Some records
>>>>>
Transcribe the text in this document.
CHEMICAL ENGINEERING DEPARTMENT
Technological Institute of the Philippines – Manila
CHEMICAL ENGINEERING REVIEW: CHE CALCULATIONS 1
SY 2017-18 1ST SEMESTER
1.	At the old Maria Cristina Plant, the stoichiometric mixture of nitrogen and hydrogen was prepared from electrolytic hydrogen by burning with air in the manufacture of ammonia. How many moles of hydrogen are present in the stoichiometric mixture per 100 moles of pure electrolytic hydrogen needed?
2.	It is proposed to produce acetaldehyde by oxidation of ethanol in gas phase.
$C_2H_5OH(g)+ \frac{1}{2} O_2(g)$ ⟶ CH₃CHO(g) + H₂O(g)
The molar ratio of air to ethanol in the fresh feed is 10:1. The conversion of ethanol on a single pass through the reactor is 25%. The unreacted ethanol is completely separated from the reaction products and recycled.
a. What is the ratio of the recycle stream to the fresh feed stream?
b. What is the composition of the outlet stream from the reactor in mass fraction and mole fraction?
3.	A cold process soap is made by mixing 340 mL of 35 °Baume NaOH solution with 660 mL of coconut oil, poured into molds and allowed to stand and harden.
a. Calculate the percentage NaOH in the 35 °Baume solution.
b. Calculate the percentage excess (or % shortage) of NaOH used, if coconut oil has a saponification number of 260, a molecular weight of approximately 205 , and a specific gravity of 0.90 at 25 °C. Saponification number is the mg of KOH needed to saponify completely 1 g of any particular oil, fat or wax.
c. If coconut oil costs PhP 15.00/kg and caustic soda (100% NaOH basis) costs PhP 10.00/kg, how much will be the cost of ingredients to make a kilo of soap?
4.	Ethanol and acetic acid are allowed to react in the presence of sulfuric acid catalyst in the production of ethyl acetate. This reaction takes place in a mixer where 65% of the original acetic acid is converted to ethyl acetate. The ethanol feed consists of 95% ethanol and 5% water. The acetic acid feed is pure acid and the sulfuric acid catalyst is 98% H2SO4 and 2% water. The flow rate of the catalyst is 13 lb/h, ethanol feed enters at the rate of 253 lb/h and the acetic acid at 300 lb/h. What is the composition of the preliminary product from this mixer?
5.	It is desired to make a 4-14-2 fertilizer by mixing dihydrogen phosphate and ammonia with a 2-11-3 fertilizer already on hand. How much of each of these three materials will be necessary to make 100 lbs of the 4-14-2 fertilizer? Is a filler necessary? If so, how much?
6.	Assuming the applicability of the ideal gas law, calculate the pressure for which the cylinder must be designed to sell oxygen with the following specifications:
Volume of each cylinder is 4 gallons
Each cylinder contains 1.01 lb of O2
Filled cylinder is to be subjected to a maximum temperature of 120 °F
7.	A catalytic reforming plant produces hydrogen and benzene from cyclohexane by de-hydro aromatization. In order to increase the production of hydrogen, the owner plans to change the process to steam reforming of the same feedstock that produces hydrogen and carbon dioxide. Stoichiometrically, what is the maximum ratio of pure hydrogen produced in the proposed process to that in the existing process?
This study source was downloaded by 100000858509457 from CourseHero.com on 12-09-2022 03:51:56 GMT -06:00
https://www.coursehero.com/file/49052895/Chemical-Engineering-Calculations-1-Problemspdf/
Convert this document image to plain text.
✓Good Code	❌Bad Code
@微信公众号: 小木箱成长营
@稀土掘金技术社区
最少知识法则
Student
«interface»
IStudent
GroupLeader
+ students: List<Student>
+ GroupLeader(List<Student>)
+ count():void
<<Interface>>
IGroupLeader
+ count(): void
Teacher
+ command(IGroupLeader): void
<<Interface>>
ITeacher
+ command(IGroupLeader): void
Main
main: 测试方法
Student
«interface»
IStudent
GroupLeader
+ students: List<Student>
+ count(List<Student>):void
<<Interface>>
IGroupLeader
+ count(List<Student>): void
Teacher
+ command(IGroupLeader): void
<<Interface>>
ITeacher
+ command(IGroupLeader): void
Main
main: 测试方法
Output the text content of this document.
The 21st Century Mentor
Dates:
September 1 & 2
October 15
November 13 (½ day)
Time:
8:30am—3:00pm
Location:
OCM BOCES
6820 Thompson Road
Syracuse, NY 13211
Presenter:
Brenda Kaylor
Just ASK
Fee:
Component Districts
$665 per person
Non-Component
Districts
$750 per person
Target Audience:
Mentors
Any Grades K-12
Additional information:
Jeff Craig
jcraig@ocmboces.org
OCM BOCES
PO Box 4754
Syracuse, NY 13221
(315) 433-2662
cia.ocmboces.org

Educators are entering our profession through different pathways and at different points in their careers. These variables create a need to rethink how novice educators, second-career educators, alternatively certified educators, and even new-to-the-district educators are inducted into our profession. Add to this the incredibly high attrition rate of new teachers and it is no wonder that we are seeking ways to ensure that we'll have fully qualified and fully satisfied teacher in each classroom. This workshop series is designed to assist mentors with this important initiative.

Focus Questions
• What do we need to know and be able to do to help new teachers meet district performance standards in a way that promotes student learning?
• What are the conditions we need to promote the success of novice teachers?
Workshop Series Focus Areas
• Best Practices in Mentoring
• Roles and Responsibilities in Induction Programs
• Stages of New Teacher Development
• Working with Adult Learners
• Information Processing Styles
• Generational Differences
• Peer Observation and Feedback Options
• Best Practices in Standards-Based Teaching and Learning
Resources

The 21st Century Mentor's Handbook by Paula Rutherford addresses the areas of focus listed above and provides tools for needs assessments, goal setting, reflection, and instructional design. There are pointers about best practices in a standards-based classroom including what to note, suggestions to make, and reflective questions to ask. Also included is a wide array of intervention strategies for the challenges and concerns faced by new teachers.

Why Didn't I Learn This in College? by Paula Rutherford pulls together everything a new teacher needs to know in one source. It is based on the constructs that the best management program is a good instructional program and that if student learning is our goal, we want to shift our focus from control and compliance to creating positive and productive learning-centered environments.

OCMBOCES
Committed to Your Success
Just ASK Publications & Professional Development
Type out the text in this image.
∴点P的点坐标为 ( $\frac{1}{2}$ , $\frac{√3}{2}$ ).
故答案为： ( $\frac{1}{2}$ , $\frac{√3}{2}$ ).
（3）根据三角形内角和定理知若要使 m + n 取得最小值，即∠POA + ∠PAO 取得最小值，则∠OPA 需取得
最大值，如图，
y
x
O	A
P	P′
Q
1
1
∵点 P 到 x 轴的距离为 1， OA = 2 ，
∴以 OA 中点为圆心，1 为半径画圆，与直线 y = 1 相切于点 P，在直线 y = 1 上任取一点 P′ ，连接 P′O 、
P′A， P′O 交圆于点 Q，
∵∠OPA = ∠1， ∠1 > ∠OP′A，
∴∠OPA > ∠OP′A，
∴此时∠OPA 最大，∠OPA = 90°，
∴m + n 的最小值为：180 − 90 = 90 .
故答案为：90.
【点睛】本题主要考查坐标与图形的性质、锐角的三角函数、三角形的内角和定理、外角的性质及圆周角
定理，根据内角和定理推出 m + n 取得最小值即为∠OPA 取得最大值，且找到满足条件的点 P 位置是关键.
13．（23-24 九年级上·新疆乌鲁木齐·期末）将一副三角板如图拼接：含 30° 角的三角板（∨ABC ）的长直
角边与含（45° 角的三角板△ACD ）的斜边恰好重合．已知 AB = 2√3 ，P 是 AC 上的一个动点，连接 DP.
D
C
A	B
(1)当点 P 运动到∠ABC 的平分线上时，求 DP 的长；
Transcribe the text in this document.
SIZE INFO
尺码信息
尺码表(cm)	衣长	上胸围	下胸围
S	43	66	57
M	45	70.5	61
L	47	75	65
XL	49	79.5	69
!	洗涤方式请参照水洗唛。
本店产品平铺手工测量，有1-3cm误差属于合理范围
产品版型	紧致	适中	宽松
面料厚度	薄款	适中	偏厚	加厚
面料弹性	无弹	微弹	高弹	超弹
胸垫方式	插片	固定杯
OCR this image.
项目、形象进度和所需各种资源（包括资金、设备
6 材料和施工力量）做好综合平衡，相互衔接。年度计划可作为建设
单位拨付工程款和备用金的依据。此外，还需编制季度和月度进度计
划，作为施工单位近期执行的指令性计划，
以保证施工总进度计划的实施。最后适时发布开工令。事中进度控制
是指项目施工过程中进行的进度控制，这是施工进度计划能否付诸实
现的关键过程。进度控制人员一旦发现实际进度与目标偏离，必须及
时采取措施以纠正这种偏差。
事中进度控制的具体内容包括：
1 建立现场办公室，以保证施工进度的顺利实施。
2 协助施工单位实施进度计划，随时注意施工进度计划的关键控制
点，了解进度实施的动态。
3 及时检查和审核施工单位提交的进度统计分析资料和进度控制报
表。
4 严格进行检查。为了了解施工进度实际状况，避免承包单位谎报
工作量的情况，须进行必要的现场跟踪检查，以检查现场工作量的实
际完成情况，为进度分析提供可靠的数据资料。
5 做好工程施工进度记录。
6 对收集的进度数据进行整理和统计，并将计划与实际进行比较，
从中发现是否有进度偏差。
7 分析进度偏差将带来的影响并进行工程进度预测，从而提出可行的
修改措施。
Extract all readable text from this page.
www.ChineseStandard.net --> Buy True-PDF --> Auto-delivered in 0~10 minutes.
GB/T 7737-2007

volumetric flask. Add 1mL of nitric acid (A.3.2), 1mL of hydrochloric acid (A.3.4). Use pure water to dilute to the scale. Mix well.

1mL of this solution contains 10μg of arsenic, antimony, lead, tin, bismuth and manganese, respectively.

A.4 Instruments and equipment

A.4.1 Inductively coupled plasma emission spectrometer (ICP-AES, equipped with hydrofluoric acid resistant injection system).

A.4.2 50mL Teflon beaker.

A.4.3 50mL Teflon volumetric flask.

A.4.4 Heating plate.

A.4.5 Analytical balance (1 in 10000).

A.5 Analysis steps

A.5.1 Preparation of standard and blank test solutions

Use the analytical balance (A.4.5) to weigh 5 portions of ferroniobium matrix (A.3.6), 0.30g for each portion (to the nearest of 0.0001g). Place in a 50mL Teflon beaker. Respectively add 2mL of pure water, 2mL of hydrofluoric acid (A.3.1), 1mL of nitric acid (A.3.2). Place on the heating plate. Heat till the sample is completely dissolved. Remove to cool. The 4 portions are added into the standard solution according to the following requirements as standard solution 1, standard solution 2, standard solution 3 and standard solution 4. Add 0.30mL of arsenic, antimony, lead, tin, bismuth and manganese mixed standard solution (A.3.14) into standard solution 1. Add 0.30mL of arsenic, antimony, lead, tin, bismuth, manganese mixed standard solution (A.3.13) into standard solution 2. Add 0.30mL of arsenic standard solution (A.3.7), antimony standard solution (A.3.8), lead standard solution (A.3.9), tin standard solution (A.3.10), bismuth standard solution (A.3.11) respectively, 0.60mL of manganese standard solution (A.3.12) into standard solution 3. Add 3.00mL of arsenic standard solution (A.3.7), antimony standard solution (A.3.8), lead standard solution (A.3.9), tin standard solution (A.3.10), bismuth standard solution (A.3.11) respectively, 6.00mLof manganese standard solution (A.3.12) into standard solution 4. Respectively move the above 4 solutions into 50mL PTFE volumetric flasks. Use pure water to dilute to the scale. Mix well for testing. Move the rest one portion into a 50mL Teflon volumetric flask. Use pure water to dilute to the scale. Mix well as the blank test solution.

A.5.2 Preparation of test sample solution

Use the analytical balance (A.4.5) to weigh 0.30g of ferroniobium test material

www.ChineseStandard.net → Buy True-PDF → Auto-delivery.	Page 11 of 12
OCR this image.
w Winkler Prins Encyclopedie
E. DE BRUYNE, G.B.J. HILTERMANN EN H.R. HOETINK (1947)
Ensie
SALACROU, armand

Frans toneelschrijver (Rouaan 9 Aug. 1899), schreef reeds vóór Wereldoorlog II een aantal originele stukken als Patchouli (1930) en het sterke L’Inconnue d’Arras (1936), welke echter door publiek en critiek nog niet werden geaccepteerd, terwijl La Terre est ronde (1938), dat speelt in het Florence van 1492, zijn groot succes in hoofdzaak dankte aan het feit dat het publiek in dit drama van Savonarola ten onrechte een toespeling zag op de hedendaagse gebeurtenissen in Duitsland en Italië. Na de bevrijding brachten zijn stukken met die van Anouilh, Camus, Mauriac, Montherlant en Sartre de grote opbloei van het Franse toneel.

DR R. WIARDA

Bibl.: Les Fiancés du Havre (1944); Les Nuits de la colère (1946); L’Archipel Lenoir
<<<<<
What to produce — Copy in full each line that holds the word "True".

Result for this exercise —
www.ChineseStandard.net --> Buy True-PDF --> Auto-delivered in 0~10 minutes.
www.ChineseStandard.net → Buy True-PDF → Auto-delivery.	Page 11 of 12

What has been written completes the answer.